• [Dataset records]:

————

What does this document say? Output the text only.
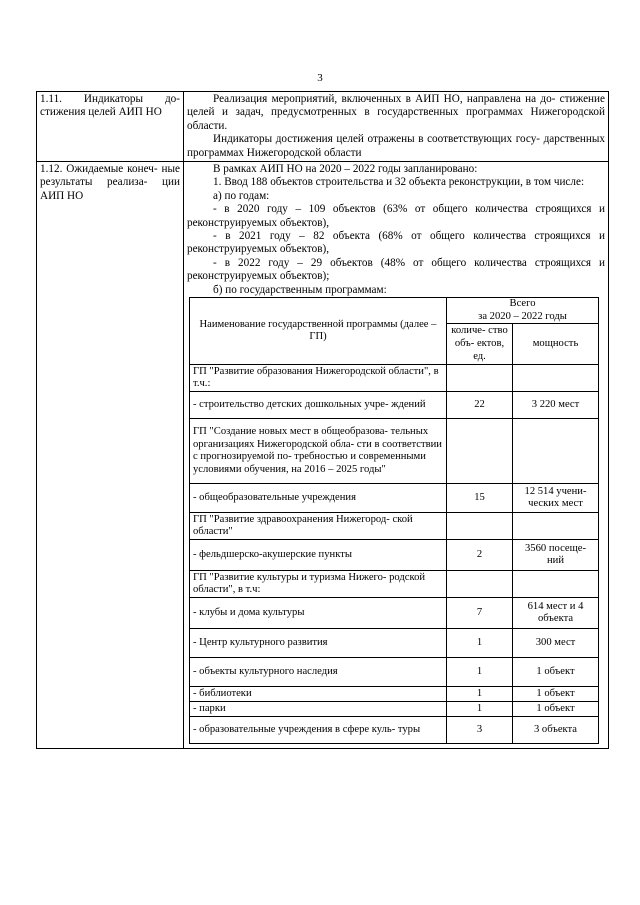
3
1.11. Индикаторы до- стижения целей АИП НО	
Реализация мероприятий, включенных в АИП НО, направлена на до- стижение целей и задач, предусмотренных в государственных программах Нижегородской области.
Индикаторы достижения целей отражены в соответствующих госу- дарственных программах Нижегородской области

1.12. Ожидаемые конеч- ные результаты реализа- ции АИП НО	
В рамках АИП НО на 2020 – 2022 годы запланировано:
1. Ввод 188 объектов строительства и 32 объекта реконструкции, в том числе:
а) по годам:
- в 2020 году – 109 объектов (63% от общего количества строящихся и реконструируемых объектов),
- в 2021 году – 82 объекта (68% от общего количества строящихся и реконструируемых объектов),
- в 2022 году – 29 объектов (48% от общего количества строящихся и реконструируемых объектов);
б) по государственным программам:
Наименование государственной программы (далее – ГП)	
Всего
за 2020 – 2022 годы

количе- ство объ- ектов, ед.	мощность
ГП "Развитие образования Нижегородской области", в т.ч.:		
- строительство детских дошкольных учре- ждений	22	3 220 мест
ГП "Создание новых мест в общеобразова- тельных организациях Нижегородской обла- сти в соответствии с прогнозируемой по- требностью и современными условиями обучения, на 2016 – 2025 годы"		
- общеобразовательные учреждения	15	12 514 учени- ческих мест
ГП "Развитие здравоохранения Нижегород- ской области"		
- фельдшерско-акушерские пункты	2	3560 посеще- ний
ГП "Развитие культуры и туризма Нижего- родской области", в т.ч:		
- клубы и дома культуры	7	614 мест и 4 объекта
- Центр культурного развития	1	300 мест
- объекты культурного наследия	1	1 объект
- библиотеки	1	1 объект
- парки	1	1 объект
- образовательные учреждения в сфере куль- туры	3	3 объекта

————

• [What is being asked]:
Without the pictures, retype the whole of the material above exactly.

• [Expected answer]:
What does this document say? Output the text only.
3
1.11. Индикаторы до- стижения целей АИП НО	
Реализация мероприятий, включенных в АИП НО, направлена на до- стижение целей и задач, предусмотренных в государственных программах Нижегородской области.
Индикаторы достижения целей отражены в соответствующих госу- дарственных программах Нижегородской области

1.12. Ожидаемые конеч- ные результаты реализа- ции АИП НО	
В рамках АИП НО на 2020 – 2022 годы запланировано:
1. Ввод 188 объектов строительства и 32 объекта реконструкции, в том числе:
а) по годам:
- в 2020 году – 109 объектов (63% от общего количества строящихся и реконструируемых объектов),
- в 2021 году – 82 объекта (68% от общего количества строящихся и реконструируемых объектов),
- в 2022 году – 29 объектов (48% от общего количества строящихся и реконструируемых объектов);
б) по государственным программам:
Наименование государственной программы (далее – ГП)	
Всего
за 2020 – 2022 годы

количе- ство объ- ектов, ед.	мощность
ГП "Развитие образования Нижегородской области", в т.ч.:		
- строительство детских дошкольных учре- ждений	22	3 220 мест
ГП "Создание новых мест в общеобразова- тельных организациях Нижегородской обла- сти в соответствии с прогнозируемой по- требностью и современными условиями обучения, на 2016 – 2025 годы"		
- общеобразовательные учреждения	15	12 514 учени- ческих мест
ГП "Развитие здравоохранения Нижегород- ской области"		
- фельдшерско-акушерские пункты	2	3560 посеще- ний
ГП "Развитие культуры и туризма Нижего- родской области", в т.ч:		
- клубы и дома культуры	7	614 мест и 4 объекта
- Центр культурного развития	1	300 мест
- объекты культурного наследия	1	1 объект
- библиотеки	1	1 объект
- парки	1	1 объект
- образовательные учреждения в сфере куль- туры	3	3 объекта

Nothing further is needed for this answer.